DATA SUPPLIED:
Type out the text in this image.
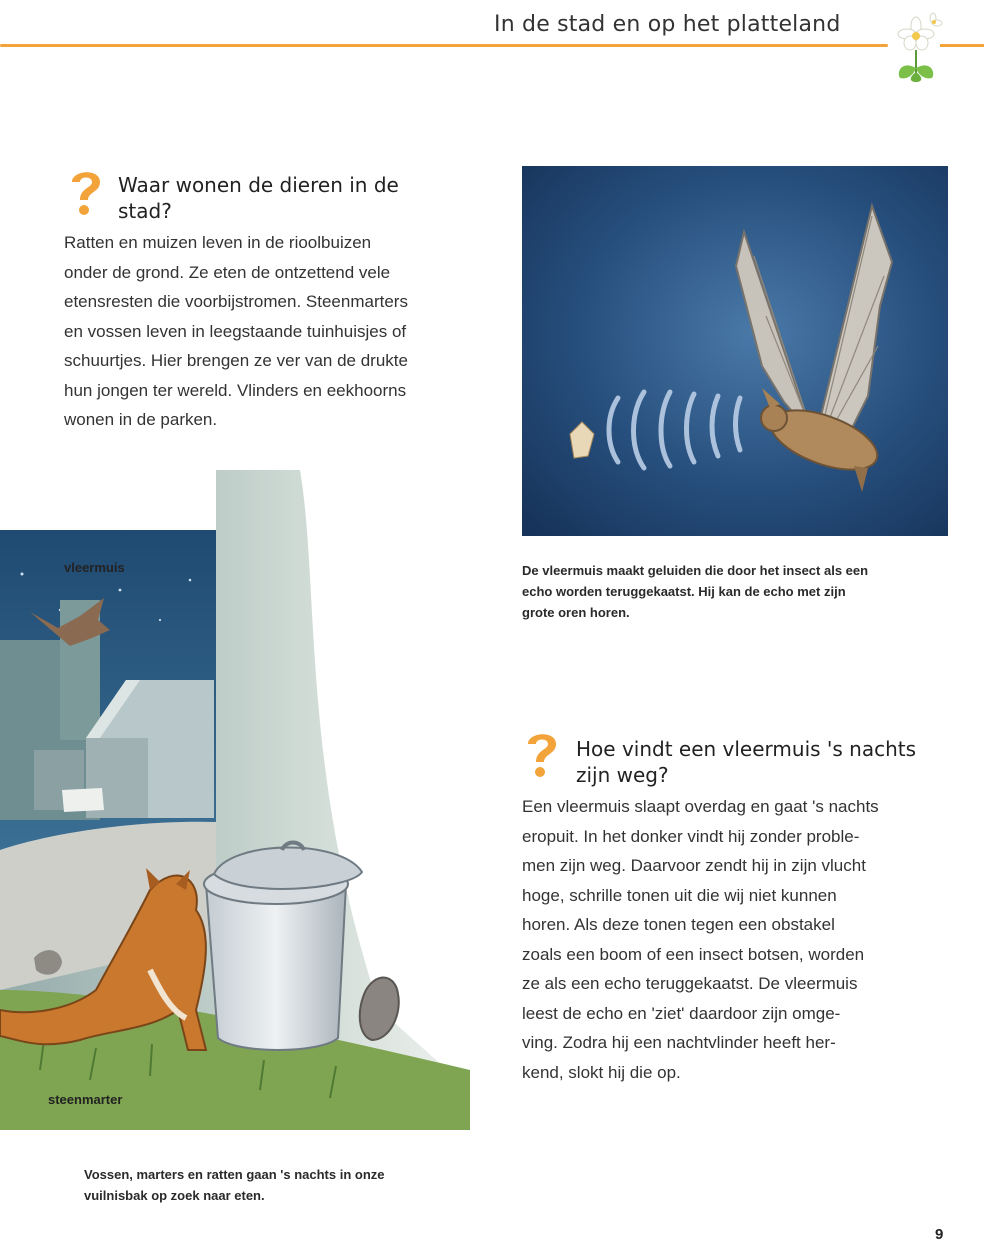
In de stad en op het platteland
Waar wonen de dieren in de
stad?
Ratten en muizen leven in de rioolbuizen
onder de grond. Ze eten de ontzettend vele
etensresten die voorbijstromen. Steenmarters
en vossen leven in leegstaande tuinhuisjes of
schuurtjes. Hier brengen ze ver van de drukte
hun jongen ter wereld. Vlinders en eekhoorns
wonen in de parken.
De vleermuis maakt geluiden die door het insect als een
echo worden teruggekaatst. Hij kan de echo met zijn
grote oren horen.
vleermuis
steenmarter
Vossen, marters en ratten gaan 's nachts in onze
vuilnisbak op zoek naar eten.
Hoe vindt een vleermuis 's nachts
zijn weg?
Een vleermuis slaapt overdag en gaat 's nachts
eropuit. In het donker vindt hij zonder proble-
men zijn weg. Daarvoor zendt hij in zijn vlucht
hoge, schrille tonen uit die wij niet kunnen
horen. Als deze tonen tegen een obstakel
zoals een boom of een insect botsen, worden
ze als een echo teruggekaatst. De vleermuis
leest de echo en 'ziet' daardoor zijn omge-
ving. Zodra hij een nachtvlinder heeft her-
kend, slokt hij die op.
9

EXERCISE OBJECTIVE:
Wherever the word "insect" occurs in a line of the listing, copy that line.

EXERCISE RESPONSE:
De vleermuis maakt geluiden die door het insect als een
zoals een boom of een insect botsen, worden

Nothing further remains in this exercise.